= THE PROBLEM =
Please transcribe the data that follows without the pictures, keeping every word the same.
━━━━━ MATERIAL FOR THIS EXERCISE
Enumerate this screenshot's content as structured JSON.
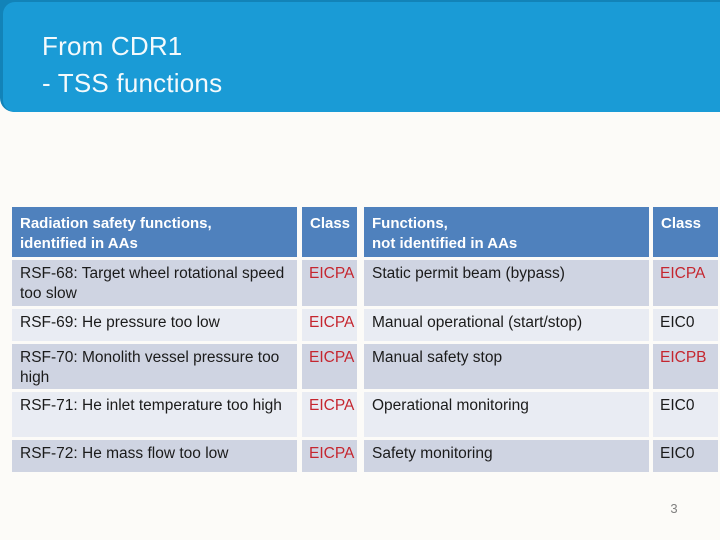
{
  "colors": {
    "slide_bg": "#FCFBF8",
    "banner_blue": "#1A9BD6",
    "banner_edge_blue": "#1283B8",
    "table_header_blue": "#4F81BD",
    "row_band_dark": "#CFD4E2",
    "row_band_light": "#E9ECF3",
    "class_red": "#C5262F",
    "text_dark": "#1B1B1B",
    "page_number_gray": "#808080"
  },
  "title": {
    "line1": "From CDR1",
    "line2": "- TSS functions"
  },
  "page_number": "3",
  "table": {
    "columns": [
      {
        "label": "Radiation safety functions,\nidentified in AAs"
      },
      {
        "label": "Class"
      },
      {
        "label": "Functions,\nnot identified in AAs"
      },
      {
        "label": "Class"
      }
    ],
    "rows": [
      {
        "identified_function": "RSF-68: Target wheel rotational speed too slow",
        "identified_class": "EICPA",
        "identified_class_style": "red",
        "not_identified_function": "Static permit beam (bypass)",
        "not_identified_class": "EICPA",
        "not_identified_class_style": "red"
      },
      {
        "identified_function": "RSF-69: He pressure too low",
        "identified_class": "EICPA",
        "identified_class_style": "red",
        "not_identified_function": "Manual operational (start/stop)",
        "not_identified_class": "EIC0",
        "not_identified_class_style": "dark"
      },
      {
        "identified_function": "RSF-70: Monolith vessel pressure too high",
        "identified_class": "EICPA",
        "identified_class_style": "red",
        "not_identified_function": "Manual safety stop",
        "not_identified_class": "EICPB",
        "not_identified_class_style": "red"
      },
      {
        "identified_function": "RSF-71: He inlet temperature too high",
        "identified_class": "EICPA",
        "identified_class_style": "red",
        "not_identified_function": "Operational monitoring",
        "not_identified_class": "EIC0",
        "not_identified_class_style": "dark"
      },
      {
        "identified_function": "RSF-72: He mass flow too low",
        "identified_class": "EICPA",
        "identified_class_style": "red",
        "not_identified_function": "Safety monitoring",
        "not_identified_class": "EIC0",
        "not_identified_class_style": "dark"
      }
    ]
  }
}
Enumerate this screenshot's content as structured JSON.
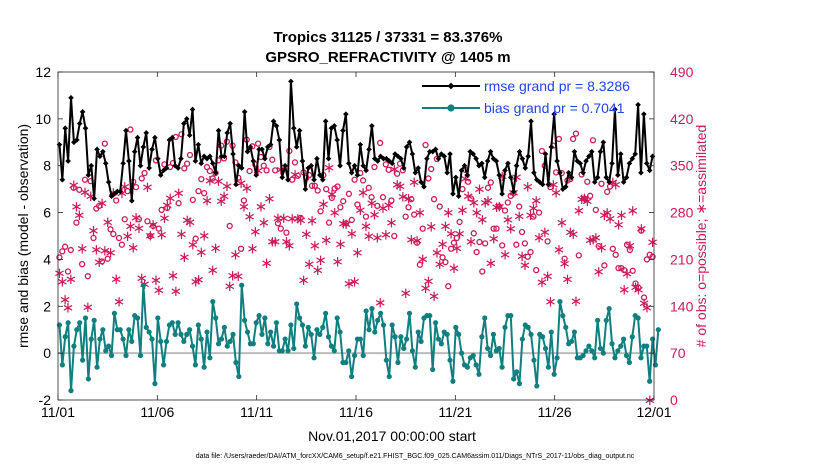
━━━━━━━━━━
= COMPLETE RESPONSE =
Enumerate this screenshot's content as structured JSON.
{
  "colors": {
    "slide_bg": "#FCFBF8",
    "banner_blue": "#1A9BD6",
    "banner_edge_blue": "#1283B8",
    "table_header_blue": "#4F81BD",
    "row_band_dark": "#CFD4E2",
    "row_band_light": "#E9ECF3",
    "class_red": "#C5262F",
    "text_dark": "#1B1B1B",
    "page_number_gray": "#808080"
  },
  "title": {
    "line1": "From CDR1",
    "line2": "- TSS functions"
  },
  "page_number": "3",
  "table": {
    "columns": [
      {
        "label": "Radiation safety functions,\nidentified in AAs"
      },
      {
        "label": "Class"
      },
      {
        "label": "Functions,\nnot identified in AAs"
      },
      {
        "label": "Class"
      }
    ],
    "rows": [
      {
        "identified_function": "RSF-68: Target wheel rotational speed too slow",
        "identified_class": "EICPA",
        "identified_class_style": "red",
        "not_identified_function": "Static permit beam (bypass)",
        "not_identified_class": "EICPA",
        "not_identified_class_style": "red"
      },
      {
        "identified_function": "RSF-69: He pressure too low",
        "identified_class": "EICPA",
        "identified_class_style": "red",
        "not_identified_function": "Manual operational (start/stop)",
        "not_identified_class": "EIC0",
        "not_identified_class_style": "dark"
      },
      {
        "identified_function": "RSF-70: Monolith vessel pressure too high",
        "identified_class": "EICPA",
        "identified_class_style": "red",
        "not_identified_function": "Manual safety stop",
        "not_identified_class": "EICPB",
        "not_identified_class_style": "red"
      },
      {
        "identified_function": "RSF-71: He inlet temperature too high",
        "identified_class": "EICPA",
        "identified_class_style": "red",
        "not_identified_function": "Operational monitoring",
        "not_identified_class": "EIC0",
        "not_identified_class_style": "dark"
      },
      {
        "identified_function": "RSF-72: He mass flow too low",
        "identified_class": "EICPA",
        "identified_class_style": "red",
        "not_identified_function": "Safety monitoring",
        "not_identified_class": "EIC0",
        "not_identified_class_style": "dark"
      }
    ]
  }
}
Enumerate this screenshot's content as structured JSON.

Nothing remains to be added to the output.